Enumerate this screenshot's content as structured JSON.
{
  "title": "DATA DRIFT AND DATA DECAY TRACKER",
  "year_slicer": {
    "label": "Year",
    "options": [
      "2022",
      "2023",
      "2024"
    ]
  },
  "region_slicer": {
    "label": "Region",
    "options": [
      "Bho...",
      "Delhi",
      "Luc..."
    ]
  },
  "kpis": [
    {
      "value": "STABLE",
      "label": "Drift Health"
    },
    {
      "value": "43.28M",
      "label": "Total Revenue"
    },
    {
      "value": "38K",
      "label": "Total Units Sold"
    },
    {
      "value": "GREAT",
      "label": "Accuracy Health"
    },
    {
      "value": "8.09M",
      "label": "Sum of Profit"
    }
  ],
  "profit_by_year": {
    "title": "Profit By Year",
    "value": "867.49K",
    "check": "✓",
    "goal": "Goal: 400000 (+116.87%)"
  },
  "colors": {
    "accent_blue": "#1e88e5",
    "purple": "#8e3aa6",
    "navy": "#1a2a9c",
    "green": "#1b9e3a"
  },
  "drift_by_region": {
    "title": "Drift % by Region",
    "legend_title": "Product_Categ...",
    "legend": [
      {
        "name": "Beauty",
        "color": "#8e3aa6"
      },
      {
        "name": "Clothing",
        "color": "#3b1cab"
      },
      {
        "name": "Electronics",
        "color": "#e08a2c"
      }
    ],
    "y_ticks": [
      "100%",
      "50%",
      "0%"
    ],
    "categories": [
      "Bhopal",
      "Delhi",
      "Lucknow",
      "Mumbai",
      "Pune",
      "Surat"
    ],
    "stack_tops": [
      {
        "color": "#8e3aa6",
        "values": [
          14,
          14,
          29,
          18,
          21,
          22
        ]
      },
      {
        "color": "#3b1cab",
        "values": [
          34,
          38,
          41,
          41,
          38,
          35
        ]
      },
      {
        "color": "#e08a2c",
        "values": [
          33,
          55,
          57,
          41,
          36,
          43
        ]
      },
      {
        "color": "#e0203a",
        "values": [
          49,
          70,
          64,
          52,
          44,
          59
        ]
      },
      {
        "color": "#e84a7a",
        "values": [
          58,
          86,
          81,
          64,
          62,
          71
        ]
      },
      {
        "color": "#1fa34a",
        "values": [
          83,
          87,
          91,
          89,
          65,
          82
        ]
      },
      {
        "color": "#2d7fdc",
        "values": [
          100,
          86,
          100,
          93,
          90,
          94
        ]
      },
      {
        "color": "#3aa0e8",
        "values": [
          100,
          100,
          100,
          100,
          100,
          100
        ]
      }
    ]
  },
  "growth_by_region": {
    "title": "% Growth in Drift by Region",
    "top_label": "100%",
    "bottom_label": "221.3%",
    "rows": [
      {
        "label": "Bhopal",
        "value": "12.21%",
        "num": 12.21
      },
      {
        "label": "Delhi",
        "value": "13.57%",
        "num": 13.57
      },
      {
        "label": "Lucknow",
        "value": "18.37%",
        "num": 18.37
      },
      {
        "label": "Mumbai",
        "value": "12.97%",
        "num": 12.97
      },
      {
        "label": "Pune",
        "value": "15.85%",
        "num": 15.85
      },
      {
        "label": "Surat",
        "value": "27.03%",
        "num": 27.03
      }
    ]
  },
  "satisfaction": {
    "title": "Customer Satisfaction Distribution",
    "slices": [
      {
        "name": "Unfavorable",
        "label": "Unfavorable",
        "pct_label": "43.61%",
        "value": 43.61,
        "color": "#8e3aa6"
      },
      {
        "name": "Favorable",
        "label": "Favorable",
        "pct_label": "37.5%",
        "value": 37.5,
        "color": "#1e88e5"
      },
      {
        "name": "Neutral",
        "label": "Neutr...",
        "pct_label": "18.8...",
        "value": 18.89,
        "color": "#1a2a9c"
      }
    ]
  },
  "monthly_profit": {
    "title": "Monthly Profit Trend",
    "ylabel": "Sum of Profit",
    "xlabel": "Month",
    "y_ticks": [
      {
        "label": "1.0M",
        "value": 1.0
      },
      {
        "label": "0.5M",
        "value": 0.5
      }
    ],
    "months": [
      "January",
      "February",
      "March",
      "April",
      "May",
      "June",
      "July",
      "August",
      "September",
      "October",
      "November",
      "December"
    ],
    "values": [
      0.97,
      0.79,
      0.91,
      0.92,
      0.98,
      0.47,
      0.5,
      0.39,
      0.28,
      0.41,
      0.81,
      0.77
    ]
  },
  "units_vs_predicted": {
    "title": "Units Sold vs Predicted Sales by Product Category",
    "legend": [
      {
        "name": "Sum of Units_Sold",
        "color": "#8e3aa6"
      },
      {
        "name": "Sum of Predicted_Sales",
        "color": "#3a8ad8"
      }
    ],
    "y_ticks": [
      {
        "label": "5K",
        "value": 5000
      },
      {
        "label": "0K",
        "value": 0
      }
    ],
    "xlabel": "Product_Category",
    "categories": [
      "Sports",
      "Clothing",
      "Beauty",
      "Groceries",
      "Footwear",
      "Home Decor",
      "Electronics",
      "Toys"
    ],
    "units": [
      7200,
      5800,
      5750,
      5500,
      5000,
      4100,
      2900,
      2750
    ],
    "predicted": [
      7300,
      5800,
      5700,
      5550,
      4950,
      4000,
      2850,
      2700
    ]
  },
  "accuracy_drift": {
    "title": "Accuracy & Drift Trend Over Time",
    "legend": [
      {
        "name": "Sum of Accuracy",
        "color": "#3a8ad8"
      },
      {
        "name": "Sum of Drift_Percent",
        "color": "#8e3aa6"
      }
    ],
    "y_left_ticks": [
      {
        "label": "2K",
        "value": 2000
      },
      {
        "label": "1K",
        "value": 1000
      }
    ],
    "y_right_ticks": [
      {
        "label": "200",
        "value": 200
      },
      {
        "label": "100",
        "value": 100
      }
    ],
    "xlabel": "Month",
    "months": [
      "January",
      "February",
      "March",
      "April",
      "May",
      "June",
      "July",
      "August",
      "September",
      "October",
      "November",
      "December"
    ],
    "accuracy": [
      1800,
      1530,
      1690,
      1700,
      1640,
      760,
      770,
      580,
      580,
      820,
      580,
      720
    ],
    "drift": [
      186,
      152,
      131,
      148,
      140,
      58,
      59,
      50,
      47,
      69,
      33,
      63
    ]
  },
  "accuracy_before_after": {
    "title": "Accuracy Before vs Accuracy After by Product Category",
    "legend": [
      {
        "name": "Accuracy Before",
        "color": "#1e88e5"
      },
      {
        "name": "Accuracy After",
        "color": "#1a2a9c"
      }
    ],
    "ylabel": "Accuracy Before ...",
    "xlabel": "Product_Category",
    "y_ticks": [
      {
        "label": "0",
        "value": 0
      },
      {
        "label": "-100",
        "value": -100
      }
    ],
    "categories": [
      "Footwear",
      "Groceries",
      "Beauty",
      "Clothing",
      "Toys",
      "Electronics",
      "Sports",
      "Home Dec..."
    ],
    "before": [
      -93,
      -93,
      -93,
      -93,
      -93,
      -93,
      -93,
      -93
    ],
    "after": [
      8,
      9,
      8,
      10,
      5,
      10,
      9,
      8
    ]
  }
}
- - - - - - -
Objective –
Review the material and copy each line in which the word "Unfavorable" appears.

Result –
        "name": "Unfavorable",
        "label": "Unfavorable",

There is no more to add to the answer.